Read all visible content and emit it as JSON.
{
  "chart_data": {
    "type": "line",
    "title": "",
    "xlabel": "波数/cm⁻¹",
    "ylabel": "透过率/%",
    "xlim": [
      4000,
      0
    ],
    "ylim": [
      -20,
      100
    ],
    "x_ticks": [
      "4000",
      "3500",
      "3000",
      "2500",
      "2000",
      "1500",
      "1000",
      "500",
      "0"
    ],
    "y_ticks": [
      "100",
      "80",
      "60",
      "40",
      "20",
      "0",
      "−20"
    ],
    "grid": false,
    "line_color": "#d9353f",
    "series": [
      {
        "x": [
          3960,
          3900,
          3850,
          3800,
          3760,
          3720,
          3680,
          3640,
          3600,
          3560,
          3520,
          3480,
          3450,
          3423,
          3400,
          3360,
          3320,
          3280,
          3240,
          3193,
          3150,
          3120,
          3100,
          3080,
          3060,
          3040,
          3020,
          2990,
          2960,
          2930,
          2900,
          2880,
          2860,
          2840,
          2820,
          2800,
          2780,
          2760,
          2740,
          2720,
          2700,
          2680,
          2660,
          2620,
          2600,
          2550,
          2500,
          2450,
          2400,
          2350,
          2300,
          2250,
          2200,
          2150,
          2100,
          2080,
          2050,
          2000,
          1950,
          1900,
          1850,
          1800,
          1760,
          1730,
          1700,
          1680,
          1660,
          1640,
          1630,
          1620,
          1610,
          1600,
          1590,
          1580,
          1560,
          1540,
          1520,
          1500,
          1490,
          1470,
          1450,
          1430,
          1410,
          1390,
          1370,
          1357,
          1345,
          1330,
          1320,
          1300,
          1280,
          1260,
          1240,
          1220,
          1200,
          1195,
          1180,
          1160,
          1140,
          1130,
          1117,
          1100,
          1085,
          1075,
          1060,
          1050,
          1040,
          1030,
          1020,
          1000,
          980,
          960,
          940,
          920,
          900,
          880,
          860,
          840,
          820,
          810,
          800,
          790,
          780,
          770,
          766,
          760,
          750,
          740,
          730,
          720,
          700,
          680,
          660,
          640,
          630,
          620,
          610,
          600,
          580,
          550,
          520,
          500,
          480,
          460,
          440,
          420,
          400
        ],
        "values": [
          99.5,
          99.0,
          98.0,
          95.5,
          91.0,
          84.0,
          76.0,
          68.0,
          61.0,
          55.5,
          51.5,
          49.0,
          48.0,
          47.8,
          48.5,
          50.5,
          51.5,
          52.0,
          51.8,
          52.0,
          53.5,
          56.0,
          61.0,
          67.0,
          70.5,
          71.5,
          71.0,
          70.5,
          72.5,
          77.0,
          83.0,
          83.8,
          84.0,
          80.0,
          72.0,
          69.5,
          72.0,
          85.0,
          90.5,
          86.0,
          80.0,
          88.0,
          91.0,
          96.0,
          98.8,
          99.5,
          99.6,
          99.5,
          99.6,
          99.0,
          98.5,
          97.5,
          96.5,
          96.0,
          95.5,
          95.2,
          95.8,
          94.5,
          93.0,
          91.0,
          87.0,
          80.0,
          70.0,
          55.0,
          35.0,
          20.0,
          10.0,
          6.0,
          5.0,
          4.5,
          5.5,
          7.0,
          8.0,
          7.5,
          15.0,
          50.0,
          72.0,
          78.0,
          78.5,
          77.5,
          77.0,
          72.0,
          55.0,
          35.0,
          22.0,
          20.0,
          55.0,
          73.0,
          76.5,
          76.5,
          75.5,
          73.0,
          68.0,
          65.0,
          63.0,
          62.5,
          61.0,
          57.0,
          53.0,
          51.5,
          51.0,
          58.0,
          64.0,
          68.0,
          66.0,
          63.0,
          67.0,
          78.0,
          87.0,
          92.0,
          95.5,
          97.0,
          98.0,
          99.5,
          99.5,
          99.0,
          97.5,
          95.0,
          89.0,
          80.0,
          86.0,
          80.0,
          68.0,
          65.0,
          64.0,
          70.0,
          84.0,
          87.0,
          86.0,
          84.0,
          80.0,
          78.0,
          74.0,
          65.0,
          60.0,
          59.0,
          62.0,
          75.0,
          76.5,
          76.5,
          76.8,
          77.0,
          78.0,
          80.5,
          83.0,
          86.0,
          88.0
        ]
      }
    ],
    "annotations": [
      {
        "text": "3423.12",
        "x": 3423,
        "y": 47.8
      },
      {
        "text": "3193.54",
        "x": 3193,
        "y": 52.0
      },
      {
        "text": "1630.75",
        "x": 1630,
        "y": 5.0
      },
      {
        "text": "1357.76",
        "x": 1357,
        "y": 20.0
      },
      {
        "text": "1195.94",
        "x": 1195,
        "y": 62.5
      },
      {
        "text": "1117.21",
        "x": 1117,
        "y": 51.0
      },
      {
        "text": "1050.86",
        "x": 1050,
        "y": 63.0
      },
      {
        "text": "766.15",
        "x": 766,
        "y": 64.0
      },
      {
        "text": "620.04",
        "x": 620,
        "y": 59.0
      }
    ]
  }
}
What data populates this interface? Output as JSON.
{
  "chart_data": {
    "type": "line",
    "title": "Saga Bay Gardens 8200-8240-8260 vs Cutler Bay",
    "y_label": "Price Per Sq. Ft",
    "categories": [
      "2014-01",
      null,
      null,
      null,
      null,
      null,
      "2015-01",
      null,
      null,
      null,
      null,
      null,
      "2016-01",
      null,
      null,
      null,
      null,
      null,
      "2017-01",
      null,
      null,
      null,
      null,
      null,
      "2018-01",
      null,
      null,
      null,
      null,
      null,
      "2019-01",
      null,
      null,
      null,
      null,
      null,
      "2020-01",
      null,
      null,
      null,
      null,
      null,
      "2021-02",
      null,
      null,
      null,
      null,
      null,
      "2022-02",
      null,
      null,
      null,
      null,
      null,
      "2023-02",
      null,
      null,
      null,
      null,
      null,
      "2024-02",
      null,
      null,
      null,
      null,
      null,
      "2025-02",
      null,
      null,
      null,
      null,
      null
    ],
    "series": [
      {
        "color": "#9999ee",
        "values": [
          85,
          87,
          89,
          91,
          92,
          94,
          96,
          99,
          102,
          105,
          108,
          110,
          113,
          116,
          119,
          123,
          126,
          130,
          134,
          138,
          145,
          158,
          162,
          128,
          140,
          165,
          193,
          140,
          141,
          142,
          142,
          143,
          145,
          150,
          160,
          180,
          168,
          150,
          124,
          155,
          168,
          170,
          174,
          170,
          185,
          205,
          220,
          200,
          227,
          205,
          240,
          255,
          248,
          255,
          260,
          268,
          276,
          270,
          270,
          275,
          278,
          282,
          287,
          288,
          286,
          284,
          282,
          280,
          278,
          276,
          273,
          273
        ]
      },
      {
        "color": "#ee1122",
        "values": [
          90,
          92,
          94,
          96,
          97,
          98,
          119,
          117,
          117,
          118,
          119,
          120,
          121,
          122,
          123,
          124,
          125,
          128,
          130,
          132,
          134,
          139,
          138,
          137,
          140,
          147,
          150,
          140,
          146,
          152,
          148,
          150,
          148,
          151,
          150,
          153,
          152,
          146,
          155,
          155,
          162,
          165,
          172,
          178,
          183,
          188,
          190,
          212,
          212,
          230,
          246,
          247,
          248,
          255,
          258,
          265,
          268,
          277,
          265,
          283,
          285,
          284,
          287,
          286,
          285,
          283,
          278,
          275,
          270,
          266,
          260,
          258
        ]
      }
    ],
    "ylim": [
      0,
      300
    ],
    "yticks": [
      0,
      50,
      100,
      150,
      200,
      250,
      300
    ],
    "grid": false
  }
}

■ Work to complete
Transcribe all of the material exactly. Omit nothing.

■ Solution to this task
Read all visible content and emit it as JSON.
{
  "chart_data": {
    "type": "line",
    "title": "",
    "xlabel": "波数/cm⁻¹",
    "ylabel": "透过率/%",
    "xlim": [
      4000,
      0
    ],
    "ylim": [
      -20,
      100
    ],
    "x_ticks": [
      "4000",
      "3500",
      "3000",
      "2500",
      "2000",
      "1500",
      "1000",
      "500",
      "0"
    ],
    "y_ticks": [
      "100",
      "80",
      "60",
      "40",
      "20",
      "0",
      "−20"
    ],
    "grid": false,
    "line_color": "#d9353f",
    "series": [
      {
        "x": [
          3960,
          3900,
          3850,
          3800,
          3760,
          3720,
          3680,
          3640,
          3600,
          3560,
          3520,
          3480,
          3450,
          3423,
          3400,
          3360,
          3320,
          3280,
          3240,
          3193,
          3150,
          3120,
          3100,
          3080,
          3060,
          3040,
          3020,
          2990,
          2960,
          2930,
          2900,
          2880,
          2860,
          2840,
          2820,
          2800,
          2780,
          2760,
          2740,
          2720,
          2700,
          2680,
          2660,
          2620,
          2600,
          2550,
          2500,
          2450,
          2400,
          2350,
          2300,
          2250,
          2200,
          2150,
          2100,
          2080,
          2050,
          2000,
          1950,
          1900,
          1850,
          1800,
          1760,
          1730,
          1700,
          1680,
          1660,
          1640,
          1630,
          1620,
          1610,
          1600,
          1590,
          1580,
          1560,
          1540,
          1520,
          1500,
          1490,
          1470,
          1450,
          1430,
          1410,
          1390,
          1370,
          1357,
          1345,
          1330,
          1320,
          1300,
          1280,
          1260,
          1240,
          1220,
          1200,
          1195,
          1180,
          1160,
          1140,
          1130,
          1117,
          1100,
          1085,
          1075,
          1060,
          1050,
          1040,
          1030,
          1020,
          1000,
          980,
          960,
          940,
          920,
          900,
          880,
          860,
          840,
          820,
          810,
          800,
          790,
          780,
          770,
          766,
          760,
          750,
          740,
          730,
          720,
          700,
          680,
          660,
          640,
          630,
          620,
          610,
          600,
          580,
          550,
          520,
          500,
          480,
          460,
          440,
          420,
          400
        ],
        "values": [
          99.5,
          99.0,
          98.0,
          95.5,
          91.0,
          84.0,
          76.0,
          68.0,
          61.0,
          55.5,
          51.5,
          49.0,
          48.0,
          47.8,
          48.5,
          50.5,
          51.5,
          52.0,
          51.8,
          52.0,
          53.5,
          56.0,
          61.0,
          67.0,
          70.5,
          71.5,
          71.0,
          70.5,
          72.5,
          77.0,
          83.0,
          83.8,
          84.0,
          80.0,
          72.0,
          69.5,
          72.0,
          85.0,
          90.5,
          86.0,
          80.0,
          88.0,
          91.0,
          96.0,
          98.8,
          99.5,
          99.6,
          99.5,
          99.6,
          99.0,
          98.5,
          97.5,
          96.5,
          96.0,
          95.5,
          95.2,
          95.8,
          94.5,
          93.0,
          91.0,
          87.0,
          80.0,
          70.0,
          55.0,
          35.0,
          20.0,
          10.0,
          6.0,
          5.0,
          4.5,
          5.5,
          7.0,
          8.0,
          7.5,
          15.0,
          50.0,
          72.0,
          78.0,
          78.5,
          77.5,
          77.0,
          72.0,
          55.0,
          35.0,
          22.0,
          20.0,
          55.0,
          73.0,
          76.5,
          76.5,
          75.5,
          73.0,
          68.0,
          65.0,
          63.0,
          62.5,
          61.0,
          57.0,
          53.0,
          51.5,
          51.0,
          58.0,
          64.0,
          68.0,
          66.0,
          63.0,
          67.0,
          78.0,
          87.0,
          92.0,
          95.5,
          97.0,
          98.0,
          99.5,
          99.5,
          99.0,
          97.5,
          95.0,
          89.0,
          80.0,
          86.0,
          80.0,
          68.0,
          65.0,
          64.0,
          70.0,
          84.0,
          87.0,
          86.0,
          84.0,
          80.0,
          78.0,
          74.0,
          65.0,
          60.0,
          59.0,
          62.0,
          75.0,
          76.5,
          76.5,
          76.8,
          77.0,
          78.0,
          80.5,
          83.0,
          86.0,
          88.0
        ]
      }
    ],
    "annotations": [
      {
        "text": "3423.12",
        "x": 3423,
        "y": 47.8
      },
      {
        "text": "3193.54",
        "x": 3193,
        "y": 52.0
      },
      {
        "text": "1630.75",
        "x": 1630,
        "y": 5.0
      },
      {
        "text": "1357.76",
        "x": 1357,
        "y": 20.0
      },
      {
        "text": "1195.94",
        "x": 1195,
        "y": 62.5
      },
      {
        "text": "1117.21",
        "x": 1117,
        "y": 51.0
      },
      {
        "text": "1050.86",
        "x": 1050,
        "y": 63.0
      },
      {
        "text": "766.15",
        "x": 766,
        "y": 64.0
      },
      {
        "text": "620.04",
        "x": 620,
        "y": 59.0
      }
    ]
  }
}
What data populates this interface? Output as JSON.
{
  "chart_data": {
    "type": "line",
    "title": "Saga Bay Gardens 8200-8240-8260 vs Cutler Bay",
    "y_label": "Price Per Sq. Ft",
    "categories": [
      "2014-01",
      null,
      null,
      null,
      null,
      null,
      "2015-01",
      null,
      null,
      null,
      null,
      null,
      "2016-01",
      null,
      null,
      null,
      null,
      null,
      "2017-01",
      null,
      null,
      null,
      null,
      null,
      "2018-01",
      null,
      null,
      null,
      null,
      null,
      "2019-01",
      null,
      null,
      null,
      null,
      null,
      "2020-01",
      null,
      null,
      null,
      null,
      null,
      "2021-02",
      null,
      null,
      null,
      null,
      null,
      "2022-02",
      null,
      null,
      null,
      null,
      null,
      "2023-02",
      null,
      null,
      null,
      null,
      null,
      "2024-02",
      null,
      null,
      null,
      null,
      null,
      "2025-02",
      null,
      null,
      null,
      null,
      null
    ],
    "series": [
      {
        "color": "#9999ee",
        "values": [
          85,
          87,
          89,
          91,
          92,
          94,
          96,
          99,
          102,
          105,
          108,
          110,
          113,
          116,
          119,
          123,
          126,
          130,
          134,
          138,
          145,
          158,
          162,
          128,
          140,
          165,
          193,
          140,
          141,
          142,
          142,
          143,
          145,
          150,
          160,
          180,
          168,
          150,
          124,
          155,
          168,
          170,
          174,
          170,
          185,
          205,
          220,
          200,
          227,
          205,
          240,
          255,
          248,
          255,
          260,
          268,
          276,
          270,
          270,
          275,
          278,
          282,
          287,
          288,
          286,
          284,
          282,
          280,
          278,
          276,
          273,
          273
        ]
      },
      {
        "color": "#ee1122",
        "values": [
          90,
          92,
          94,
          96,
          97,
          98,
          119,
          117,
          117,
          118,
          119,
          120,
          121,
          122,
          123,
          124,
          125,
          128,
          130,
          132,
          134,
          139,
          138,
          137,
          140,
          147,
          150,
          140,
          146,
          152,
          148,
          150,
          148,
          151,
          150,
          153,
          152,
          146,
          155,
          155,
          162,
          165,
          172,
          178,
          183,
          188,
          190,
          212,
          212,
          230,
          246,
          247,
          248,
          255,
          258,
          265,
          268,
          277,
          265,
          283,
          285,
          284,
          287,
          286,
          285,
          283,
          278,
          275,
          270,
          266,
          260,
          258
        ]
      }
    ],
    "ylim": [
      0,
      300
    ],
    "yticks": [
      0,
      50,
      100,
      150,
      200,
      250,
      300
    ],
    "grid": false
  }
}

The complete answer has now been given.